What the exercise asks -
Write out each entry again. Keep every word exactly as it is.
§
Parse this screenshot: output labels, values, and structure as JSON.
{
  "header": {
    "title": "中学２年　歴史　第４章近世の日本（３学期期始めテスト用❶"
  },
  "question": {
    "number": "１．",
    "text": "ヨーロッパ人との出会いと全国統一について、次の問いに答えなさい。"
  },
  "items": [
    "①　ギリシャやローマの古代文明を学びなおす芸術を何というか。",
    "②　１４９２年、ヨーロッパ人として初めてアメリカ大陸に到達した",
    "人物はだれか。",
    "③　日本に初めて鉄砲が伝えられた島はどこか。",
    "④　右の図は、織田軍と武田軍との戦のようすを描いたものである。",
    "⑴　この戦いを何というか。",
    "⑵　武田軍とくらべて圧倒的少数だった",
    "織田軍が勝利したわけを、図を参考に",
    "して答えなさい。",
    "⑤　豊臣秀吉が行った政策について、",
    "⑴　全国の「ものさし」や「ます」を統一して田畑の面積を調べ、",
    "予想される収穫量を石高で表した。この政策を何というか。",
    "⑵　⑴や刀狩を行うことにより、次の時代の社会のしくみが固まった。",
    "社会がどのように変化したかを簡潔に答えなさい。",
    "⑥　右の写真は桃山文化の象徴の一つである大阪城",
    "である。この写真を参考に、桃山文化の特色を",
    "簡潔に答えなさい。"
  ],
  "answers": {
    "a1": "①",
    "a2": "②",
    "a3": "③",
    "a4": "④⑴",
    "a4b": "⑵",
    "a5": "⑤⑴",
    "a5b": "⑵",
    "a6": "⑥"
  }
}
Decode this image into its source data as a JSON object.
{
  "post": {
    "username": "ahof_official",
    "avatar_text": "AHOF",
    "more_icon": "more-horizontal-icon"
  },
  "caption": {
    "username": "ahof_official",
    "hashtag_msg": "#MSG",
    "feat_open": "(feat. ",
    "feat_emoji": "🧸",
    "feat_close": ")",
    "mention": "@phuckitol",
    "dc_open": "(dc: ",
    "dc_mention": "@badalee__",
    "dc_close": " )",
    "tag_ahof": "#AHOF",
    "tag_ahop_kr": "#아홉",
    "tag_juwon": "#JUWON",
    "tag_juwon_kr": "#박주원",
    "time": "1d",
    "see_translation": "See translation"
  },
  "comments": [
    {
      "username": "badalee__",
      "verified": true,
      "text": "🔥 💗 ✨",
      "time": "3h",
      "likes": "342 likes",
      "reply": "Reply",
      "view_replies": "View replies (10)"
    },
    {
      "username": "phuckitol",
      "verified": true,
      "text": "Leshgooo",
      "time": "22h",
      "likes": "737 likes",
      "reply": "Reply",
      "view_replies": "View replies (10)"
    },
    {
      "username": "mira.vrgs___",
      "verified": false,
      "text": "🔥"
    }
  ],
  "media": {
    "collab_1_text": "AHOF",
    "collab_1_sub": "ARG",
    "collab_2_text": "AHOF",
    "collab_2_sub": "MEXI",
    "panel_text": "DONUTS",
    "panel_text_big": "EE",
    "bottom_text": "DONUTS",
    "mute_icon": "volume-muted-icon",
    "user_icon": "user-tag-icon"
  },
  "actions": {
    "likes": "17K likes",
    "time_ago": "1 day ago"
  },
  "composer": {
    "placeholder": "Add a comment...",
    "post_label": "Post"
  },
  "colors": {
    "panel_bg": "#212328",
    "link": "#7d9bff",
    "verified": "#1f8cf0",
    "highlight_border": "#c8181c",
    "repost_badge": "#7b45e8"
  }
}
§
Task solution -
Parse this screenshot: output labels, values, and structure as JSON.
{
  "header": {
    "title": "中学２年　歴史　第４章近世の日本（３学期期始めテスト用❶"
  },
  "question": {
    "number": "１．",
    "text": "ヨーロッパ人との出会いと全国統一について、次の問いに答えなさい。"
  },
  "items": [
    "①　ギリシャやローマの古代文明を学びなおす芸術を何というか。",
    "②　１４９２年、ヨーロッパ人として初めてアメリカ大陸に到達した",
    "人物はだれか。",
    "③　日本に初めて鉄砲が伝えられた島はどこか。",
    "④　右の図は、織田軍と武田軍との戦のようすを描いたものである。",
    "⑴　この戦いを何というか。",
    "⑵　武田軍とくらべて圧倒的少数だった",
    "織田軍が勝利したわけを、図を参考に",
    "して答えなさい。",
    "⑤　豊臣秀吉が行った政策について、",
    "⑴　全国の「ものさし」や「ます」を統一して田畑の面積を調べ、",
    "予想される収穫量を石高で表した。この政策を何というか。",
    "⑵　⑴や刀狩を行うことにより、次の時代の社会のしくみが固まった。",
    "社会がどのように変化したかを簡潔に答えなさい。",
    "⑥　右の写真は桃山文化の象徴の一つである大阪城",
    "である。この写真を参考に、桃山文化の特色を",
    "簡潔に答えなさい。"
  ],
  "answers": {
    "a1": "①",
    "a2": "②",
    "a3": "③",
    "a4": "④⑴",
    "a4b": "⑵",
    "a5": "⑤⑴",
    "a5b": "⑵",
    "a6": "⑥"
  }
}
Decode this image into its source data as a JSON object.
{
  "post": {
    "username": "ahof_official",
    "avatar_text": "AHOF",
    "more_icon": "more-horizontal-icon"
  },
  "caption": {
    "username": "ahof_official",
    "hashtag_msg": "#MSG",
    "feat_open": "(feat. ",
    "feat_emoji": "🧸",
    "feat_close": ")",
    "mention": "@phuckitol",
    "dc_open": "(dc: ",
    "dc_mention": "@badalee__",
    "dc_close": " )",
    "tag_ahof": "#AHOF",
    "tag_ahop_kr": "#아홉",
    "tag_juwon": "#JUWON",
    "tag_juwon_kr": "#박주원",
    "time": "1d",
    "see_translation": "See translation"
  },
  "comments": [
    {
      "username": "badalee__",
      "verified": true,
      "text": "🔥 💗 ✨",
      "time": "3h",
      "likes": "342 likes",
      "reply": "Reply",
      "view_replies": "View replies (10)"
    },
    {
      "username": "phuckitol",
      "verified": true,
      "text": "Leshgooo",
      "time": "22h",
      "likes": "737 likes",
      "reply": "Reply",
      "view_replies": "View replies (10)"
    },
    {
      "username": "mira.vrgs___",
      "verified": false,
      "text": "🔥"
    }
  ],
  "media": {
    "collab_1_text": "AHOF",
    "collab_1_sub": "ARG",
    "collab_2_text": "AHOF",
    "collab_2_sub": "MEXI",
    "panel_text": "DONUTS",
    "panel_text_big": "EE",
    "bottom_text": "DONUTS",
    "mute_icon": "volume-muted-icon",
    "user_icon": "user-tag-icon"
  },
  "actions": {
    "likes": "17K likes",
    "time_ago": "1 day ago"
  },
  "composer": {
    "placeholder": "Add a comment...",
    "post_label": "Post"
  },
  "colors": {
    "panel_bg": "#212328",
    "link": "#7d9bff",
    "verified": "#1f8cf0",
    "highlight_border": "#c8181c",
    "repost_badge": "#7b45e8"
  }
}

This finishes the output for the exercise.